EXERCISE DETAILS: Copy every line of the records below word for word, and leave the pictures out of your copy.

begin

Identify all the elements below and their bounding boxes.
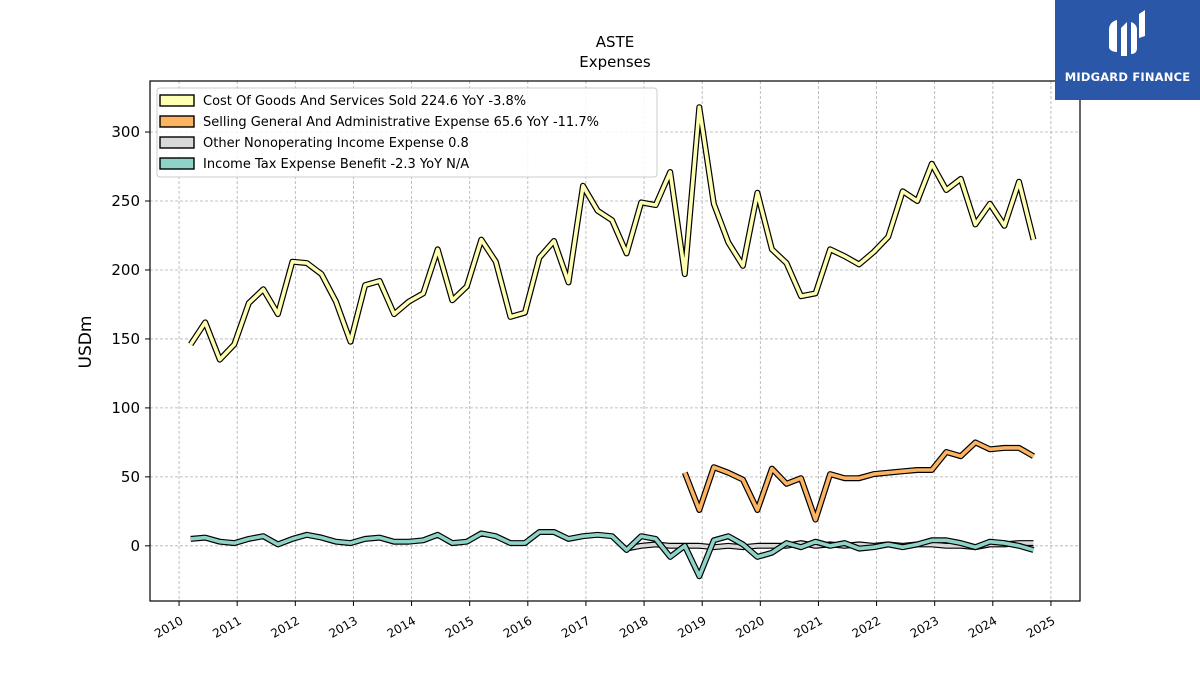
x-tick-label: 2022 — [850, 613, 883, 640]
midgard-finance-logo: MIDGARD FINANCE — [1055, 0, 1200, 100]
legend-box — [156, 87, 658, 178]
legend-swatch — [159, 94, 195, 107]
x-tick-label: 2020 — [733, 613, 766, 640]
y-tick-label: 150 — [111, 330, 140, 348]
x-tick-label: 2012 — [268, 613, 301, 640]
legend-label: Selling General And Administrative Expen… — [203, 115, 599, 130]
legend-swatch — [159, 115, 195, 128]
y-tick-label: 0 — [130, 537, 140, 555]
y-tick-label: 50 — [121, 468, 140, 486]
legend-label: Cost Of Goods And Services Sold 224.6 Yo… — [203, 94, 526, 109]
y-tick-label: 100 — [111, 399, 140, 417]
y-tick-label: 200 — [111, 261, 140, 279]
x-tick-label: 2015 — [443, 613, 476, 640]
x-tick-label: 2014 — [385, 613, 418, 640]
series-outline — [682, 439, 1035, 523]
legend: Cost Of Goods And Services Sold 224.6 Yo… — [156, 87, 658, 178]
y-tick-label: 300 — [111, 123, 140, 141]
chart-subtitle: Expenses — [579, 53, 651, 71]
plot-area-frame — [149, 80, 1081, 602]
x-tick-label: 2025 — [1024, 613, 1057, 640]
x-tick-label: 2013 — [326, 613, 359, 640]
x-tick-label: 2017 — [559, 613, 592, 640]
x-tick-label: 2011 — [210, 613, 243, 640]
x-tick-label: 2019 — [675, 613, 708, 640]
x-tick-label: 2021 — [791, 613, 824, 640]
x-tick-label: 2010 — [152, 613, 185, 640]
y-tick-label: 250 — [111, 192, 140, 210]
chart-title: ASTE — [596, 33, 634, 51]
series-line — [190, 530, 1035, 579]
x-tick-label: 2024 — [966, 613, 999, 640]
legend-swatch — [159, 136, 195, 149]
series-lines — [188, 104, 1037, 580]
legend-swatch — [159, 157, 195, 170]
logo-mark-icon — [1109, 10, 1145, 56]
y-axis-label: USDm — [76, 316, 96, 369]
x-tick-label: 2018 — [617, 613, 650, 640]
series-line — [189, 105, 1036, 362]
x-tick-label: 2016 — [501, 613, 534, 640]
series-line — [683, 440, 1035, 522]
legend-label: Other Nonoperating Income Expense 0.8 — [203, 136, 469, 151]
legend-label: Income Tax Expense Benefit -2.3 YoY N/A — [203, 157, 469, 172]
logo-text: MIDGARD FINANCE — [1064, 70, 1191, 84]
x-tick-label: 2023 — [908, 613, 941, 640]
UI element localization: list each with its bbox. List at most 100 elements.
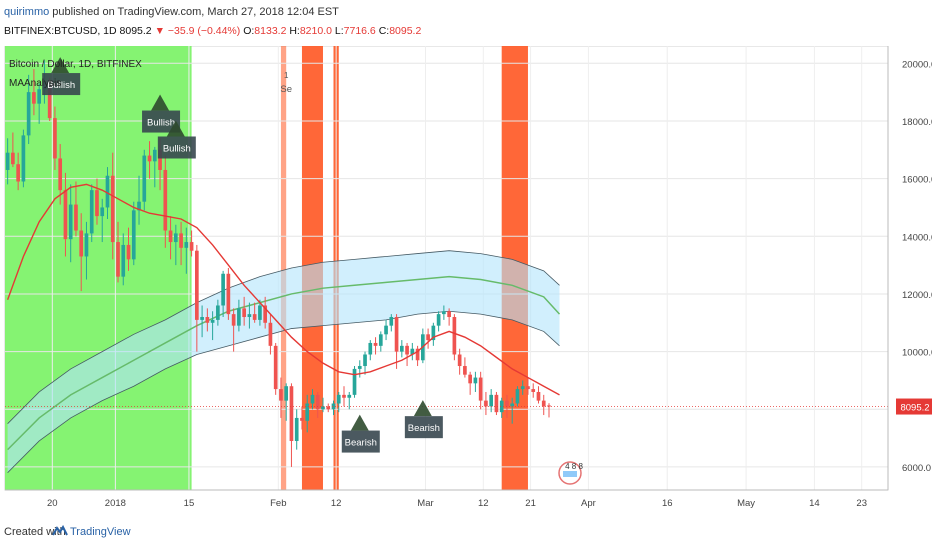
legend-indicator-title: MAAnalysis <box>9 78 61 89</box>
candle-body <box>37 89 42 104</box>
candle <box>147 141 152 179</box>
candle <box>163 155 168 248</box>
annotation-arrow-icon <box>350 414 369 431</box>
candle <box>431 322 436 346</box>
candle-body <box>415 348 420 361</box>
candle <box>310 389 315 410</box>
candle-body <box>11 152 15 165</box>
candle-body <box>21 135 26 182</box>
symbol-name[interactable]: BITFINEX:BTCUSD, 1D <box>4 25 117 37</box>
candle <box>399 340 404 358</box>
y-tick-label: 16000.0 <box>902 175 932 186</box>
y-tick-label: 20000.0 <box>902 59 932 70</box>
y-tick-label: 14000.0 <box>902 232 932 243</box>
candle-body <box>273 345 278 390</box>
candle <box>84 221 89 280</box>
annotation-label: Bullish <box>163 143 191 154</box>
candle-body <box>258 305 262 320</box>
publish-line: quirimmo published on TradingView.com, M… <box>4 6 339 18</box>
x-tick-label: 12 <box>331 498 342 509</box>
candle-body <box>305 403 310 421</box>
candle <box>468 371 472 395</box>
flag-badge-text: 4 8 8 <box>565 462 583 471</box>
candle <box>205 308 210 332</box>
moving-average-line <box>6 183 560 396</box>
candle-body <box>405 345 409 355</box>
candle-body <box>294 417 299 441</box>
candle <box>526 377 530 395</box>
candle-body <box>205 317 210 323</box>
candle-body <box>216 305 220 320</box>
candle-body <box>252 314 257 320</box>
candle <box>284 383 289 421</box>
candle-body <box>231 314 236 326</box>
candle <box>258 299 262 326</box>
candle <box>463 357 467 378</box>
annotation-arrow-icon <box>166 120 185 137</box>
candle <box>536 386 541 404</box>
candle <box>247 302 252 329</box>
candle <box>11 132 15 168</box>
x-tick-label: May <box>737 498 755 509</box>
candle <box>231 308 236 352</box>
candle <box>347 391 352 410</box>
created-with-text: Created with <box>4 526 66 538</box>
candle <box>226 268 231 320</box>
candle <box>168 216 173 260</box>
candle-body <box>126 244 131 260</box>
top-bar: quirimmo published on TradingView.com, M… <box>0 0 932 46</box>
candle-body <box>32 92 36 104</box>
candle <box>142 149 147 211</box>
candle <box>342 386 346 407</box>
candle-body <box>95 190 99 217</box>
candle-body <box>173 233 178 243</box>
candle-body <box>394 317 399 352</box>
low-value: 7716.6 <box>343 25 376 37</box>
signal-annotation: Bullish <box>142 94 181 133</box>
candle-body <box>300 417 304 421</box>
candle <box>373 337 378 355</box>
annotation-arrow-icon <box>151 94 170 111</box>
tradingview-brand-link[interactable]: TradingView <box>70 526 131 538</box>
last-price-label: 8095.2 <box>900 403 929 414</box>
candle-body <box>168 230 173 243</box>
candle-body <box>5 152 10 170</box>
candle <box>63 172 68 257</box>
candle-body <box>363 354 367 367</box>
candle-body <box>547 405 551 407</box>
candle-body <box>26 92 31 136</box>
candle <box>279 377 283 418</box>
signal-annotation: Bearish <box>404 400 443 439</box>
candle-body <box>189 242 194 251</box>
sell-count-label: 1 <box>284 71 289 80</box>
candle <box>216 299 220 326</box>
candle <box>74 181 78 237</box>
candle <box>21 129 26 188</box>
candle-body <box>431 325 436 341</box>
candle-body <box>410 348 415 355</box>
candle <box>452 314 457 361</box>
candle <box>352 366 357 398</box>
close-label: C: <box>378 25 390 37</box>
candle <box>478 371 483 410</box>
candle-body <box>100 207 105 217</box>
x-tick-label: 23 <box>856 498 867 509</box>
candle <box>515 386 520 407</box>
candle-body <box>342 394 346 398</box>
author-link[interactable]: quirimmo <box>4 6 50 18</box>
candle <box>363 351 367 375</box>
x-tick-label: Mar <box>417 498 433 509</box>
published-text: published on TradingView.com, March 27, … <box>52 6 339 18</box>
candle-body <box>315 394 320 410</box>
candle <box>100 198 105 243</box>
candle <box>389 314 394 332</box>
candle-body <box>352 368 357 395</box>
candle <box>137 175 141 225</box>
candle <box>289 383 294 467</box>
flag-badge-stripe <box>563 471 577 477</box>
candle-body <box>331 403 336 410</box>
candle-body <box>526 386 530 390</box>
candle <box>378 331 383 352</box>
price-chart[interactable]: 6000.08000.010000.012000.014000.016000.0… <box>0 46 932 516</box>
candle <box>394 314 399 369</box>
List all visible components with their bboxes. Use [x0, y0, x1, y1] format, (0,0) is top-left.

end

SOLUTION FOR THIS PROBLEM:
Identify all the elements below and their bounding boxes.
x-tick-label: 2022 — [850, 613, 883, 640]
midgard-finance-logo: MIDGARD FINANCE — [1055, 0, 1200, 100]
legend-box — [156, 87, 658, 178]
legend-swatch — [159, 94, 195, 107]
x-tick-label: 2020 — [733, 613, 766, 640]
y-tick-label: 150 — [111, 330, 140, 348]
x-tick-label: 2012 — [268, 613, 301, 640]
legend-label: Selling General And Administrative Expen… — [203, 115, 599, 130]
legend-swatch — [159, 115, 195, 128]
y-tick-label: 0 — [130, 537, 140, 555]
y-tick-label: 50 — [121, 468, 140, 486]
legend-label: Cost Of Goods And Services Sold 224.6 Yo… — [203, 94, 526, 109]
y-tick-label: 100 — [111, 399, 140, 417]
y-tick-label: 200 — [111, 261, 140, 279]
x-tick-label: 2015 — [443, 613, 476, 640]
x-tick-label: 2014 — [385, 613, 418, 640]
series-outline — [682, 439, 1035, 523]
legend: Cost Of Goods And Services Sold 224.6 Yo… — [156, 87, 658, 178]
y-tick-label: 300 — [111, 123, 140, 141]
chart-subtitle: Expenses — [579, 53, 651, 71]
plot-area-frame — [149, 80, 1081, 602]
x-tick-label: 2025 — [1024, 613, 1057, 640]
x-tick-label: 2013 — [326, 613, 359, 640]
x-tick-label: 2017 — [559, 613, 592, 640]
x-tick-label: 2011 — [210, 613, 243, 640]
x-tick-label: 2019 — [675, 613, 708, 640]
x-tick-label: 2021 — [791, 613, 824, 640]
x-tick-label: 2010 — [152, 613, 185, 640]
y-tick-label: 250 — [111, 192, 140, 210]
chart-title: ASTE — [596, 33, 634, 51]
series-line — [190, 530, 1035, 579]
x-tick-label: 2024 — [966, 613, 999, 640]
legend-swatch — [159, 136, 195, 149]
series-lines — [188, 104, 1037, 580]
legend-swatch — [159, 157, 195, 170]
logo-mark-icon — [1109, 10, 1145, 56]
y-axis-label: USDm — [76, 316, 96, 369]
x-tick-label: 2018 — [617, 613, 650, 640]
series-line — [189, 105, 1036, 362]
x-tick-label: 2016 — [501, 613, 534, 640]
series-line — [683, 440, 1035, 522]
legend-label: Other Nonoperating Income Expense 0.8 — [203, 136, 469, 151]
legend-label: Income Tax Expense Benefit -2.3 YoY N/A — [203, 157, 469, 172]
logo-text: MIDGARD FINANCE — [1064, 70, 1191, 84]
x-tick-label: 2023 — [908, 613, 941, 640]
UI element localization: list each with its bbox. List at most 100 elements.
legend-indicator-title: MAAnalysis <box>9 78 61 89</box>
candle-body <box>37 89 42 104</box>
candle <box>147 141 152 179</box>
candle <box>163 155 168 248</box>
annotation-arrow-icon <box>350 414 369 431</box>
candle <box>431 322 436 346</box>
candle-body <box>415 348 420 361</box>
candle <box>310 389 315 410</box>
candle-body <box>11 152 15 165</box>
candle-body <box>21 135 26 182</box>
symbol-name[interactable]: BITFINEX:BTCUSD, 1D <box>4 25 117 37</box>
candle <box>399 340 404 358</box>
y-tick-label: 16000.0 <box>902 175 932 186</box>
y-tick-label: 20000.0 <box>902 59 932 70</box>
y-tick-label: 14000.0 <box>902 232 932 243</box>
candle-body <box>273 345 278 390</box>
candle <box>84 221 89 280</box>
annotation-label: Bullish <box>163 143 191 154</box>
candle-body <box>258 305 262 320</box>
publish-line: quirimmo published on TradingView.com, M… <box>4 6 339 18</box>
x-tick-label: 12 <box>331 498 342 509</box>
candle-body <box>305 403 310 421</box>
candle <box>468 371 472 395</box>
flag-badge-text: 4 8 8 <box>565 462 583 471</box>
candle <box>205 308 210 332</box>
moving-average-line <box>6 183 560 396</box>
candle-body <box>405 345 409 355</box>
candle-body <box>294 417 299 441</box>
candle <box>526 377 530 395</box>
candle-body <box>205 317 210 323</box>
candle-body <box>216 305 220 320</box>
candle-body <box>252 314 257 320</box>
candle <box>284 383 289 421</box>
candle-body <box>231 314 236 326</box>
candle <box>258 299 262 326</box>
candle <box>463 357 467 378</box>
annotation-arrow-icon <box>166 120 185 137</box>
candle <box>536 386 541 404</box>
candle <box>247 302 252 329</box>
candle <box>11 132 15 168</box>
x-tick-label: May <box>737 498 755 509</box>
candle <box>231 308 236 352</box>
candle <box>347 391 352 410</box>
created-with-text: Created with <box>4 526 66 538</box>
candle <box>226 268 231 320</box>
candle <box>168 216 173 260</box>
candle-body <box>126 244 131 260</box>
top-bar: quirimmo published on TradingView.com, M… <box>0 0 932 46</box>
candle-body <box>32 92 36 104</box>
candle <box>142 149 147 211</box>
candle <box>342 386 346 407</box>
candle-body <box>95 190 99 217</box>
candle-body <box>173 233 178 243</box>
candle-body <box>394 317 399 352</box>
low-value: 7716.6 <box>343 25 376 37</box>
signal-annotation: Bullish <box>142 94 181 133</box>
candle-body <box>300 417 304 421</box>
candle <box>373 337 378 355</box>
annotation-arrow-icon <box>151 94 170 111</box>
tradingview-brand-link[interactable]: TradingView <box>70 526 131 538</box>
last-price-label: 8095.2 <box>900 403 929 414</box>
candle-body <box>168 230 173 243</box>
candle-body <box>5 152 10 170</box>
candle <box>63 172 68 257</box>
candle-body <box>363 354 367 367</box>
candle-body <box>547 405 551 407</box>
candle-body <box>26 92 31 136</box>
candle <box>279 377 283 418</box>
signal-annotation: Bearish <box>404 400 443 439</box>
candle-body <box>189 242 194 251</box>
sell-count-label: 1 <box>284 71 289 80</box>
candle <box>216 299 220 326</box>
candle <box>74 181 78 237</box>
candle <box>21 129 26 188</box>
candle-body <box>431 325 436 341</box>
candle-body <box>410 348 415 355</box>
candle <box>452 314 457 361</box>
candle <box>352 366 357 398</box>
close-label: C: <box>378 25 390 37</box>
candle <box>478 371 483 410</box>
candle-body <box>100 207 105 217</box>
x-tick-label: 23 <box>856 498 867 509</box>
candle <box>515 386 520 407</box>
candle-body <box>342 394 346 398</box>
author-link[interactable]: quirimmo <box>4 6 50 18</box>
candle <box>363 351 367 375</box>
x-tick-label: Mar <box>417 498 433 509</box>
published-text: published on TradingView.com, March 27, … <box>52 6 339 18</box>
candle-body <box>315 394 320 410</box>
candle <box>100 198 105 243</box>
candle <box>389 314 394 332</box>
candle-body <box>352 368 357 395</box>
candle <box>137 175 141 225</box>
candle <box>289 383 294 467</box>
flag-badge-stripe <box>563 471 577 477</box>
candle-body <box>331 403 336 410</box>
candle-body <box>526 386 530 390</box>
candle <box>378 331 383 352</box>
price-chart[interactable]: 6000.08000.010000.012000.014000.016000.0… <box>0 46 932 516</box>
candle <box>394 314 399 369</box>
List all visible components with their bboxes. Use [x0, y0, x1, y1] format, (0,0) is top-left.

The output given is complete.